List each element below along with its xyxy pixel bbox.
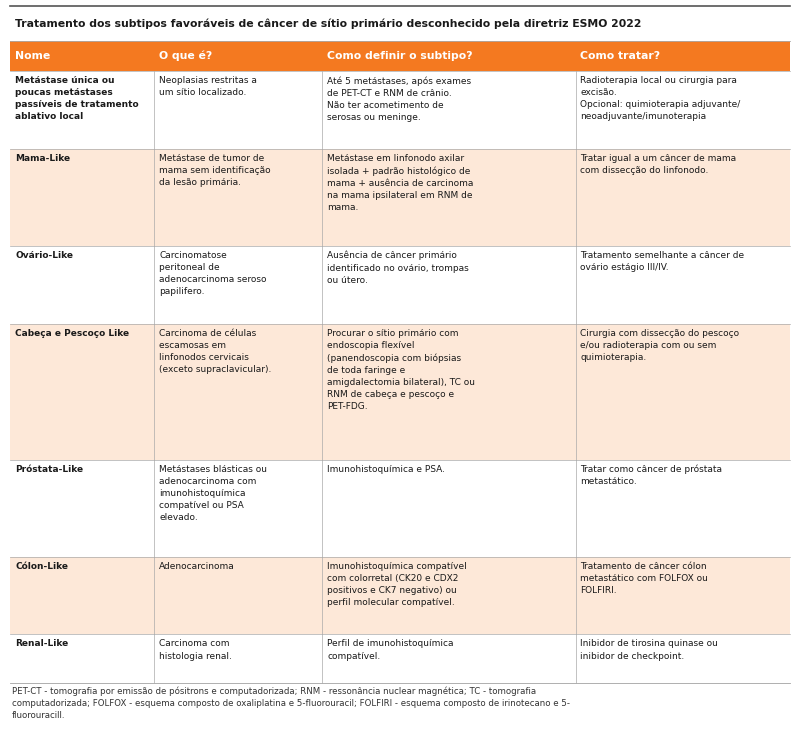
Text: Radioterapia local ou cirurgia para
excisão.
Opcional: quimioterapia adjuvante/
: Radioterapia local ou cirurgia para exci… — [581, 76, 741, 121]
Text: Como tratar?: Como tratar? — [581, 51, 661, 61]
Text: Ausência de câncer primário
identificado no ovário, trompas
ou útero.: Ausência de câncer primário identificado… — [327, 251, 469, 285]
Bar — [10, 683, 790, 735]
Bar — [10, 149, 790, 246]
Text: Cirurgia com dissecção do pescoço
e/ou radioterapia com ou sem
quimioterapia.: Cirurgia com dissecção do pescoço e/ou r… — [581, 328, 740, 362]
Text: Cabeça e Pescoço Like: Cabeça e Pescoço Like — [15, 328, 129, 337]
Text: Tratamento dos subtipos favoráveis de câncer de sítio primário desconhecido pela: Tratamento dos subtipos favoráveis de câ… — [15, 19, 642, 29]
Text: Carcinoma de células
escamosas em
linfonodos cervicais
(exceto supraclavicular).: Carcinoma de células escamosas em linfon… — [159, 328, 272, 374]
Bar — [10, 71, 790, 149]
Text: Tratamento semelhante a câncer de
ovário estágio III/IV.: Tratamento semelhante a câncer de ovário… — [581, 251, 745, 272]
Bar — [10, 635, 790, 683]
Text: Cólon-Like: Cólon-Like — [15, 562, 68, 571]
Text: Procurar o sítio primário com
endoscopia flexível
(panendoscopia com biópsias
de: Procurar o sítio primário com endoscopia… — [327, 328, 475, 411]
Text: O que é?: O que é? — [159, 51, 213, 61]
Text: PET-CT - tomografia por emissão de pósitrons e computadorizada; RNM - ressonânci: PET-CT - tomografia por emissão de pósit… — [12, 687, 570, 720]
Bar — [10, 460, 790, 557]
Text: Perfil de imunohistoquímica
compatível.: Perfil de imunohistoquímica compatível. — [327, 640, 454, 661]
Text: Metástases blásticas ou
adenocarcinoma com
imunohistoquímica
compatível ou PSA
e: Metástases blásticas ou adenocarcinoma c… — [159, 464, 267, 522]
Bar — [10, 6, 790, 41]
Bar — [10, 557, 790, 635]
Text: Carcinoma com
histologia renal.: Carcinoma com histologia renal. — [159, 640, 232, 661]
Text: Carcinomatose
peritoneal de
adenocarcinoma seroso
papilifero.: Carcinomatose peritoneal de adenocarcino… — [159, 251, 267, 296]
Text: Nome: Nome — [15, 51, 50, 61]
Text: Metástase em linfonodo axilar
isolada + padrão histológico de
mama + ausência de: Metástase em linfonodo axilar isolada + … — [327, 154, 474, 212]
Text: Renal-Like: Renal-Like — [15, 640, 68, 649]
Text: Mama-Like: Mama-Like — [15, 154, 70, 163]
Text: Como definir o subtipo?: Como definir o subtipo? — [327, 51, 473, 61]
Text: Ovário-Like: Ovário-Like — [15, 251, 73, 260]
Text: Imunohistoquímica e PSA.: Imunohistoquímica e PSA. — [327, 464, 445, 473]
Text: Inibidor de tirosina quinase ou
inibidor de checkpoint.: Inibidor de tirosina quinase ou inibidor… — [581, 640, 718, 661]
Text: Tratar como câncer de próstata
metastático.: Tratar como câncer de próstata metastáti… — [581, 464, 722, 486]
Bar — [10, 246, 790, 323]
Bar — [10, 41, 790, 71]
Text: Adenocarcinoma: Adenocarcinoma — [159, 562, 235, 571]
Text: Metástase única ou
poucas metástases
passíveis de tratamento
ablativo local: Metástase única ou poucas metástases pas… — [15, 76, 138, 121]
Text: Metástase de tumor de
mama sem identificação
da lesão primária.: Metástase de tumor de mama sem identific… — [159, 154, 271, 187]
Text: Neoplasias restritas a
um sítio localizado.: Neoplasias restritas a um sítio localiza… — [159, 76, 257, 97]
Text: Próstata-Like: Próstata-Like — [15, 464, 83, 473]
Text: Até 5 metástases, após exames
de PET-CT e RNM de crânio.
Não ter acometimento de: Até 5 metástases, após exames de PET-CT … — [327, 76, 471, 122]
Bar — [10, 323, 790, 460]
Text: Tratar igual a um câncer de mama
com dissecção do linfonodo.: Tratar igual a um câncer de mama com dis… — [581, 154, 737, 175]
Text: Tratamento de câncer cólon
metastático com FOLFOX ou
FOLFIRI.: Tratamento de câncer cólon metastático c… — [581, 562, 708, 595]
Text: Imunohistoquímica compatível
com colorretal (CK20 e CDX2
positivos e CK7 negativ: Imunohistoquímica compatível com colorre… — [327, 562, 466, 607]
* * * *
## Exercise instructions
Quote in full the listing given above; the images are to be left out.

## Written solution
List each element below along with its xyxy pixel bbox.
Text: Radioterapia local ou cirurgia para
excisão.
Opcional: quimioterapia adjuvante/
: Radioterapia local ou cirurgia para exci… — [581, 76, 741, 121]
Text: Como tratar?: Como tratar? — [581, 51, 661, 61]
Text: Ausência de câncer primário
identificado no ovário, trompas
ou útero.: Ausência de câncer primário identificado… — [327, 251, 469, 285]
Bar — [10, 683, 790, 735]
Bar — [10, 149, 790, 246]
Text: Cirurgia com dissecção do pescoço
e/ou radioterapia com ou sem
quimioterapia.: Cirurgia com dissecção do pescoço e/ou r… — [581, 328, 740, 362]
Text: Cabeça e Pescoço Like: Cabeça e Pescoço Like — [15, 328, 129, 337]
Text: Tratamento dos subtipos favoráveis de câncer de sítio primário desconhecido pela: Tratamento dos subtipos favoráveis de câ… — [15, 19, 642, 29]
Text: Carcinoma de células
escamosas em
linfonodos cervicais
(exceto supraclavicular).: Carcinoma de células escamosas em linfon… — [159, 328, 272, 374]
Bar — [10, 71, 790, 149]
Text: Tratamento semelhante a câncer de
ovário estágio III/IV.: Tratamento semelhante a câncer de ovário… — [581, 251, 745, 272]
Bar — [10, 635, 790, 683]
Text: Cólon-Like: Cólon-Like — [15, 562, 68, 571]
Text: Procurar o sítio primário com
endoscopia flexível
(panendoscopia com biópsias
de: Procurar o sítio primário com endoscopia… — [327, 328, 475, 411]
Text: O que é?: O que é? — [159, 51, 213, 61]
Text: PET-CT - tomografia por emissão de pósitrons e computadorizada; RNM - ressonânci: PET-CT - tomografia por emissão de pósit… — [12, 687, 570, 720]
Bar — [10, 460, 790, 557]
Text: Perfil de imunohistoquímica
compatível.: Perfil de imunohistoquímica compatível. — [327, 640, 454, 661]
Text: Metástases blásticas ou
adenocarcinoma com
imunohistoquímica
compatível ou PSA
e: Metástases blásticas ou adenocarcinoma c… — [159, 464, 267, 522]
Bar — [10, 6, 790, 41]
Bar — [10, 557, 790, 635]
Text: Carcinoma com
histologia renal.: Carcinoma com histologia renal. — [159, 640, 232, 661]
Text: Carcinomatose
peritoneal de
adenocarcinoma seroso
papilifero.: Carcinomatose peritoneal de adenocarcino… — [159, 251, 267, 296]
Text: Nome: Nome — [15, 51, 50, 61]
Text: Metástase em linfonodo axilar
isolada + padrão histológico de
mama + ausência de: Metástase em linfonodo axilar isolada + … — [327, 154, 474, 212]
Text: Renal-Like: Renal-Like — [15, 640, 68, 649]
Text: Mama-Like: Mama-Like — [15, 154, 70, 163]
Text: Como definir o subtipo?: Como definir o subtipo? — [327, 51, 473, 61]
Text: Ovário-Like: Ovário-Like — [15, 251, 73, 260]
Text: Imunohistoquímica e PSA.: Imunohistoquímica e PSA. — [327, 464, 445, 473]
Text: Inibidor de tirosina quinase ou
inibidor de checkpoint.: Inibidor de tirosina quinase ou inibidor… — [581, 640, 718, 661]
Text: Tratar como câncer de próstata
metastático.: Tratar como câncer de próstata metastáti… — [581, 464, 722, 486]
Bar — [10, 246, 790, 323]
Bar — [10, 41, 790, 71]
Text: Adenocarcinoma: Adenocarcinoma — [159, 562, 235, 571]
Text: Metástase única ou
poucas metástases
passíveis de tratamento
ablativo local: Metástase única ou poucas metástases pas… — [15, 76, 138, 121]
Text: Metástase de tumor de
mama sem identificação
da lesão primária.: Metástase de tumor de mama sem identific… — [159, 154, 271, 187]
Text: Neoplasias restritas a
um sítio localizado.: Neoplasias restritas a um sítio localiza… — [159, 76, 257, 97]
Text: Próstata-Like: Próstata-Like — [15, 464, 83, 473]
Text: Até 5 metástases, após exames
de PET-CT e RNM de crânio.
Não ter acometimento de: Até 5 metástases, após exames de PET-CT … — [327, 76, 471, 122]
Bar — [10, 323, 790, 460]
Text: Tratar igual a um câncer de mama
com dissecção do linfonodo.: Tratar igual a um câncer de mama com dis… — [581, 154, 737, 175]
Text: Tratamento de câncer cólon
metastático com FOLFOX ou
FOLFIRI.: Tratamento de câncer cólon metastático c… — [581, 562, 708, 595]
Text: Imunohistoquímica compatível
com colorretal (CK20 e CDX2
positivos e CK7 negativ: Imunohistoquímica compatível com colorre… — [327, 562, 466, 607]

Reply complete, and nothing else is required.